Segment Start: Entries shown

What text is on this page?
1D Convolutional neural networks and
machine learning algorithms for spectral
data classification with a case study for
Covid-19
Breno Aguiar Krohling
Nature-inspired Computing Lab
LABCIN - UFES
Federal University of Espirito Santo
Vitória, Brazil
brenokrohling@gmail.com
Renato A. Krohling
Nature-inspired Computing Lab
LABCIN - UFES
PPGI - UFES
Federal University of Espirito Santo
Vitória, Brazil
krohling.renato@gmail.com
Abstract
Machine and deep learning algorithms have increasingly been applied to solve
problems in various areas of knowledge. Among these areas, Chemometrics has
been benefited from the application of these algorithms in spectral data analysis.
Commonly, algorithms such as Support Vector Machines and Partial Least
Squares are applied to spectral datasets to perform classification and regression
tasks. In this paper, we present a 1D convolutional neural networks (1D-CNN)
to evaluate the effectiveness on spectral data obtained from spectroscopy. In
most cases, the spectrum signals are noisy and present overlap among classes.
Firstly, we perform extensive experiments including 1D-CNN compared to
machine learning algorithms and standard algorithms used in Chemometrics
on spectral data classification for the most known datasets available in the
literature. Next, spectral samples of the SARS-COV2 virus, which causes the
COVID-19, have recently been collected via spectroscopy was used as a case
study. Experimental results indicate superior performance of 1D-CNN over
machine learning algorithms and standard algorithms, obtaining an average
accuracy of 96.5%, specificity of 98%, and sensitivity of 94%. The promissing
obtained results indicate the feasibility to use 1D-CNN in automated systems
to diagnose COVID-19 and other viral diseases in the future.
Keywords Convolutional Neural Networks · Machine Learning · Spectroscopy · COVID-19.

Segment End: Entries shown

**Work item**
Please repeat the listing above in full and exactly.

**Finished task**
What text is on this page?
1D Convolutional neural networks and
machine learning algorithms for spectral
data classification with a case study for
Covid-19
Breno Aguiar Krohling
Nature-inspired Computing Lab
LABCIN - UFES
Federal University of Espirito Santo
Vitória, Brazil
brenokrohling@gmail.com
Renato A. Krohling
Nature-inspired Computing Lab
LABCIN - UFES
PPGI - UFES
Federal University of Espirito Santo
Vitória, Brazil
krohling.renato@gmail.com
Abstract
Machine and deep learning algorithms have increasingly been applied to solve
problems in various areas of knowledge. Among these areas, Chemometrics has
been benefited from the application of these algorithms in spectral data analysis.
Commonly, algorithms such as Support Vector Machines and Partial Least
Squares are applied to spectral datasets to perform classification and regression
tasks. In this paper, we present a 1D convolutional neural networks (1D-CNN)
to evaluate the effectiveness on spectral data obtained from spectroscopy. In
most cases, the spectrum signals are noisy and present overlap among classes.
Firstly, we perform extensive experiments including 1D-CNN compared to
machine learning algorithms and standard algorithms used in Chemometrics
on spectral data classification for the most known datasets available in the
literature. Next, spectral samples of the SARS-COV2 virus, which causes the
COVID-19, have recently been collected via spectroscopy was used as a case
study. Experimental results indicate superior performance of 1D-CNN over
machine learning algorithms and standard algorithms, obtaining an average
accuracy of 96.5%, specificity of 98%, and sensitivity of 94%. The promissing
obtained results indicate the feasibility to use 1D-CNN in automated systems
to diagnose COVID-19 and other viral diseases in the future.
Keywords Convolutional Neural Networks · Machine Learning · Spectroscopy · COVID-19.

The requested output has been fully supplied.